Aim:
Check each line of the material. Copy those containing "JSON".
** Start Records for the task **
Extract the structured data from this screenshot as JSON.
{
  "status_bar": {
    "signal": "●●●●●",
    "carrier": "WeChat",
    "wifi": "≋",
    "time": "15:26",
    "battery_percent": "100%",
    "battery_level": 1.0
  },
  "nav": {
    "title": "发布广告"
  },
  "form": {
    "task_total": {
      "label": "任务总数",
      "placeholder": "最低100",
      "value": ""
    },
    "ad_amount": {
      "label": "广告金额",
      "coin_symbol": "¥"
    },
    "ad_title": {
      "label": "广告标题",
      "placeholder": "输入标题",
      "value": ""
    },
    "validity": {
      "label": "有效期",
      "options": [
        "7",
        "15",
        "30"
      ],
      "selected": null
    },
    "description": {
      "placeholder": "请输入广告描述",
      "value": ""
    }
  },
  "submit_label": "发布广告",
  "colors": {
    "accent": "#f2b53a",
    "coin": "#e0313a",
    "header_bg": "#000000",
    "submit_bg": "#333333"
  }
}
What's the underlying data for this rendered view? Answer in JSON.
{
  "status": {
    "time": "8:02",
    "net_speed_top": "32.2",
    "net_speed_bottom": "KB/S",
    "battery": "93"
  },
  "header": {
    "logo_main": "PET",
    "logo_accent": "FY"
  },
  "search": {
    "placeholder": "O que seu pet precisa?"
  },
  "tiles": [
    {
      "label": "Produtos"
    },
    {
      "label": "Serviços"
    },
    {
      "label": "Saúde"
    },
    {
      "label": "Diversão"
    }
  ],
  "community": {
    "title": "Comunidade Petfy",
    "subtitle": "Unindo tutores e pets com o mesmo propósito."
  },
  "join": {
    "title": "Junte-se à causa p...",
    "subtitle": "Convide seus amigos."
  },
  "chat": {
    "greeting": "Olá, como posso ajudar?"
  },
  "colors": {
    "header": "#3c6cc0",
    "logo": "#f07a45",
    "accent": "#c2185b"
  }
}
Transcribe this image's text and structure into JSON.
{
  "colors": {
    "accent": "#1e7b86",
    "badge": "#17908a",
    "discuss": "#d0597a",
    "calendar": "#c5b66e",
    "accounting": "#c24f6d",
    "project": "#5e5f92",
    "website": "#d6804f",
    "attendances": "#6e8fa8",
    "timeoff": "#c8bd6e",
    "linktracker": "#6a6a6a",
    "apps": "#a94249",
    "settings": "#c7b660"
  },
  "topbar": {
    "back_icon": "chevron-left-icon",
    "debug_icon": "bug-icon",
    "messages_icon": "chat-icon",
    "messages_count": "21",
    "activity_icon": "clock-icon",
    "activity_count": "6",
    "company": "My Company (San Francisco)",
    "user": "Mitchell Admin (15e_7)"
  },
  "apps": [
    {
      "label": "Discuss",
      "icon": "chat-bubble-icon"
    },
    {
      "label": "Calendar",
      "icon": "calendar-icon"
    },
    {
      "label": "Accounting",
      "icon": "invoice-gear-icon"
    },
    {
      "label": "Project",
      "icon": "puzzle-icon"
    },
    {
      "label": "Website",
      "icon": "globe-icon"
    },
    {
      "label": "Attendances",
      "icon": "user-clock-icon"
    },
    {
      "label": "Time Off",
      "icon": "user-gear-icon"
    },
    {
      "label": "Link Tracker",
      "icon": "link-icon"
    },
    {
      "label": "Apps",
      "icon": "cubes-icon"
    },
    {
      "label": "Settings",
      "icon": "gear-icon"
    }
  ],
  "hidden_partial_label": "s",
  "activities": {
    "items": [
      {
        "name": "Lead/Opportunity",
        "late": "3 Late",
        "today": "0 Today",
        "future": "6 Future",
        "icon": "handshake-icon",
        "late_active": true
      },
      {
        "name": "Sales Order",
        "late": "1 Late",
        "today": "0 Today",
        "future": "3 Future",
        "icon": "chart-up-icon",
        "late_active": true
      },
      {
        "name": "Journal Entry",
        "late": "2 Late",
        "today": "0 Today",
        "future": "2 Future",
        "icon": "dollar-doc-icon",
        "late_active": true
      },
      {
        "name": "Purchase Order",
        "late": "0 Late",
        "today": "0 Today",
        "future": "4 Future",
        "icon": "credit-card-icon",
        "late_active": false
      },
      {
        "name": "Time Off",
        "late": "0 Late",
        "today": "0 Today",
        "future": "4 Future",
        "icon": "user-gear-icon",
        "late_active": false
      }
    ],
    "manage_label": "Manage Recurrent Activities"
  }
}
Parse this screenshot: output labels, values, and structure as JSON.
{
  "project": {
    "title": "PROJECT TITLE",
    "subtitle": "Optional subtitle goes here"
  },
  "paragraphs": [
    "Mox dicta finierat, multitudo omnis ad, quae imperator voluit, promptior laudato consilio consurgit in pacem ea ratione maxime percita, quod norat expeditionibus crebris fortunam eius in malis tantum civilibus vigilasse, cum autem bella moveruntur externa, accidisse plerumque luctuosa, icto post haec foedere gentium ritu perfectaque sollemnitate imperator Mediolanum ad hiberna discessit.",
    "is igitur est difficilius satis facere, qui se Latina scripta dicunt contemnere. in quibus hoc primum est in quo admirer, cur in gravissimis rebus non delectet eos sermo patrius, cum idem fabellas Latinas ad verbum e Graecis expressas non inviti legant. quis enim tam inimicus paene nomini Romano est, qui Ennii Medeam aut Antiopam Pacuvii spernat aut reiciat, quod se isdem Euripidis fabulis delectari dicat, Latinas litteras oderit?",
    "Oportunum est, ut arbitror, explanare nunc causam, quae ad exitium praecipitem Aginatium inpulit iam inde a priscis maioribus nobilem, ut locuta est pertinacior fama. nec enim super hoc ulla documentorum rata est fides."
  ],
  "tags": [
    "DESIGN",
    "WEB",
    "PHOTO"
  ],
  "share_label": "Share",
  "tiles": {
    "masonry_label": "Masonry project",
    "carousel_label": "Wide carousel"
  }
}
** End Records for the task **
The result:
Extract the structured data from this screenshot as JSON.
What's the underlying data for this rendered view? Answer in JSON.
Transcribe this image's text and structure into JSON.
Parse this screenshot: output labels, values, and structure as JSON.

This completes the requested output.